YOUR TASK
From the entries below, copy every line where the string "this" appears.

——

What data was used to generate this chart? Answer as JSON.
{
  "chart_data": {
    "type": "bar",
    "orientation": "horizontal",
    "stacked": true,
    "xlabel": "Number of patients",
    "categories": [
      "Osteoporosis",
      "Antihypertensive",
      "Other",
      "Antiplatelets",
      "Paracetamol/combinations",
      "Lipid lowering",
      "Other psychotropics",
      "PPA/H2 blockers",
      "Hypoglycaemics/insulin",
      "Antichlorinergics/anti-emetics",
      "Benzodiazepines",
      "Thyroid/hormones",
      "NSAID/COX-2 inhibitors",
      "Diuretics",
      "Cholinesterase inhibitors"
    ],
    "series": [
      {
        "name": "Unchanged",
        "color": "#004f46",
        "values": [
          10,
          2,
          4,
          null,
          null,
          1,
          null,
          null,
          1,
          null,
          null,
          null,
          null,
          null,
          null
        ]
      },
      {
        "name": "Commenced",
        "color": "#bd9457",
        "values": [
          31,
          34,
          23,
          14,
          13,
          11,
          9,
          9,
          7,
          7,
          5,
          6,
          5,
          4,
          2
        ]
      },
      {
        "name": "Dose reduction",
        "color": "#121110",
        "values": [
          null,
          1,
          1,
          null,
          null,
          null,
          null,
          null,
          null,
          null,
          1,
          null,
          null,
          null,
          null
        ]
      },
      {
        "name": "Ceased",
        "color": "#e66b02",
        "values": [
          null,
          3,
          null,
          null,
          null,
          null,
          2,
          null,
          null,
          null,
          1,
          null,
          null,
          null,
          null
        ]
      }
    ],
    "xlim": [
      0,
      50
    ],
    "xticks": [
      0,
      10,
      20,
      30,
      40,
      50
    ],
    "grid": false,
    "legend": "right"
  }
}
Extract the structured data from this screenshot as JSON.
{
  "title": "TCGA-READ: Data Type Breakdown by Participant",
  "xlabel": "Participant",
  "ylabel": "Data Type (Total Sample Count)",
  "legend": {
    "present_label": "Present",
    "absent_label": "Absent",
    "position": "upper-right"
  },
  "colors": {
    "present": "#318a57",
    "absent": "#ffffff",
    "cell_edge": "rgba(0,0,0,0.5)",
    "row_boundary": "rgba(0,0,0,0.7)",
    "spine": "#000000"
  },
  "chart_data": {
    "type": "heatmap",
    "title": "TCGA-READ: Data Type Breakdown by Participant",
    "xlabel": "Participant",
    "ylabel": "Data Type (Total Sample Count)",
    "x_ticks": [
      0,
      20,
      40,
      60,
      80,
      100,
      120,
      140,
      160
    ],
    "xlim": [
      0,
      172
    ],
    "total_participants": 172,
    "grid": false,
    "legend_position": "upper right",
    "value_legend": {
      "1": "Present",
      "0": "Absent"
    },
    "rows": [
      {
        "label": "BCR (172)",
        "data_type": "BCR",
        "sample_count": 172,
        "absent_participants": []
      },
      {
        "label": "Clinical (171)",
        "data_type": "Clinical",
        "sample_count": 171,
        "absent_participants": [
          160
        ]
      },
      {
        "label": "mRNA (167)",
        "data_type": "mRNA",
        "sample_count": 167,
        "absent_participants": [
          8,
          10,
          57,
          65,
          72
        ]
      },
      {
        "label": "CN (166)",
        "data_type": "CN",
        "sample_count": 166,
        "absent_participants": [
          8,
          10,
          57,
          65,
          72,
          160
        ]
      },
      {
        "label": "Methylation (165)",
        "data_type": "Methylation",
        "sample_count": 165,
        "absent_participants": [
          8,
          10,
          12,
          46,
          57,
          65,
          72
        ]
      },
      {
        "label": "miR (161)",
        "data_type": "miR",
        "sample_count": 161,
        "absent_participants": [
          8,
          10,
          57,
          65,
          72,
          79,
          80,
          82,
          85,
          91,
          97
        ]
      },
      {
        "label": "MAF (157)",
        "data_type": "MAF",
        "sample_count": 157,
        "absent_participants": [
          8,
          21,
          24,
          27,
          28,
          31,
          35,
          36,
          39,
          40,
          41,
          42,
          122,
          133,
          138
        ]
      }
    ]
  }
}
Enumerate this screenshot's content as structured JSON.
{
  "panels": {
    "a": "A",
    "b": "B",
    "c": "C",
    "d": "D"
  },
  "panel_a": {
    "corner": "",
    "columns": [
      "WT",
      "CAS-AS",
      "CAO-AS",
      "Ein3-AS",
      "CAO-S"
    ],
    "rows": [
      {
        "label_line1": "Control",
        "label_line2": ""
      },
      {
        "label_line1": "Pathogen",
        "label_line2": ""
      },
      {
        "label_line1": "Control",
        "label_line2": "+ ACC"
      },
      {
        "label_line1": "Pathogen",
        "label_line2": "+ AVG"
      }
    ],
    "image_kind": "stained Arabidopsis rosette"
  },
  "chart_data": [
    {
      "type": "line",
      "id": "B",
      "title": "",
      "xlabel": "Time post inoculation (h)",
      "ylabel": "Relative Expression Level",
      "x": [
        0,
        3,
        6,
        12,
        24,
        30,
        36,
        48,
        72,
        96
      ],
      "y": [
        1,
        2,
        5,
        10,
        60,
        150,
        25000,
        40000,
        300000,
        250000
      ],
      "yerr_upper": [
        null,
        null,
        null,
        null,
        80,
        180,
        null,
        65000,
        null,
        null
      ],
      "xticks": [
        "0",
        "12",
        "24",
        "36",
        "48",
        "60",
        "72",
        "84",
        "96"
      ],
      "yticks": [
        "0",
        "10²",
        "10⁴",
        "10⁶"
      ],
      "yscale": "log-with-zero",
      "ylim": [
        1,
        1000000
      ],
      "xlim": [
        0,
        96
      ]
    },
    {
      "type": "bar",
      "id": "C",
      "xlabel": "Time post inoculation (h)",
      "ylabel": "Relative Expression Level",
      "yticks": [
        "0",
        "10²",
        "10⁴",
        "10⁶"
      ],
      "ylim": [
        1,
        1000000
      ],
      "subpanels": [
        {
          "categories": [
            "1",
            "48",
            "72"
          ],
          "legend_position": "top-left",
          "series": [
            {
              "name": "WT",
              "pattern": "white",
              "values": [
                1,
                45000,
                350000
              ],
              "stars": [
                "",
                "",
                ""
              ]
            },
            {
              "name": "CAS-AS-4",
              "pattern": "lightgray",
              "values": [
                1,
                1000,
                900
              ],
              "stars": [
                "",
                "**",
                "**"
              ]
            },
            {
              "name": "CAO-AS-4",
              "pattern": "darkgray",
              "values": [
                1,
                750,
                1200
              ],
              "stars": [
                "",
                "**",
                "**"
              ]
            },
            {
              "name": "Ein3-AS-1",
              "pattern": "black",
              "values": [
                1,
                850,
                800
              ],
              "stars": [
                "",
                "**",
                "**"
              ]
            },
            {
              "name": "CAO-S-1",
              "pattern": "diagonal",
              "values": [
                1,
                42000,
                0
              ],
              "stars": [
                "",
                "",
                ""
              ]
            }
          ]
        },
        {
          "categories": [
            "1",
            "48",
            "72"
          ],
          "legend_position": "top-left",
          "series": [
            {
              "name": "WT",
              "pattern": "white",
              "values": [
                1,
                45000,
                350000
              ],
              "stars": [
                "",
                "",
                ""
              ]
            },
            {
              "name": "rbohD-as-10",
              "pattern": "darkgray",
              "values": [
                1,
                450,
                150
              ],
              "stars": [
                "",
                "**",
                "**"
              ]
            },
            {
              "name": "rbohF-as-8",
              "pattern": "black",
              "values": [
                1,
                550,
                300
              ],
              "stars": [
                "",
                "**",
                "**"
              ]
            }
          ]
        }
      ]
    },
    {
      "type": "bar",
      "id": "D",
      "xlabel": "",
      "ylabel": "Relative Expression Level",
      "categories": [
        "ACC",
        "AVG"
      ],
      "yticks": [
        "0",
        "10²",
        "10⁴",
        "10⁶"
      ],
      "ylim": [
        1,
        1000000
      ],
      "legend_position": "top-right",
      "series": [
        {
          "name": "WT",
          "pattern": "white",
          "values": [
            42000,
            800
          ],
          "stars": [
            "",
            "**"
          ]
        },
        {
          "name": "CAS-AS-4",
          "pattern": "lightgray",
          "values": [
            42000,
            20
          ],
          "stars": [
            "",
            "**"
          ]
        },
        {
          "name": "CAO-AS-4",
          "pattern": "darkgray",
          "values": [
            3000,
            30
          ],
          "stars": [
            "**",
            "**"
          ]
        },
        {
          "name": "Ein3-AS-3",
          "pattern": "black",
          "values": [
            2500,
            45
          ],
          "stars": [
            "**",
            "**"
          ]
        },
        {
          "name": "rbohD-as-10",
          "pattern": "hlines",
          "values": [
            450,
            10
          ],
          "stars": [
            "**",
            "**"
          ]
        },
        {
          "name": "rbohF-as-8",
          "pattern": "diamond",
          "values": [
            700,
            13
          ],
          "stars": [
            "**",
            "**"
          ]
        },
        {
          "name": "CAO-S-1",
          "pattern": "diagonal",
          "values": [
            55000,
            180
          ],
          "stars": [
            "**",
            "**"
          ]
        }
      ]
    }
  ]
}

——

SOLUTION
What data was used to generate this chart? Answer as JSON.
Extract the structured data from this screenshot as JSON.
Enumerate this screenshot's content as structured JSON.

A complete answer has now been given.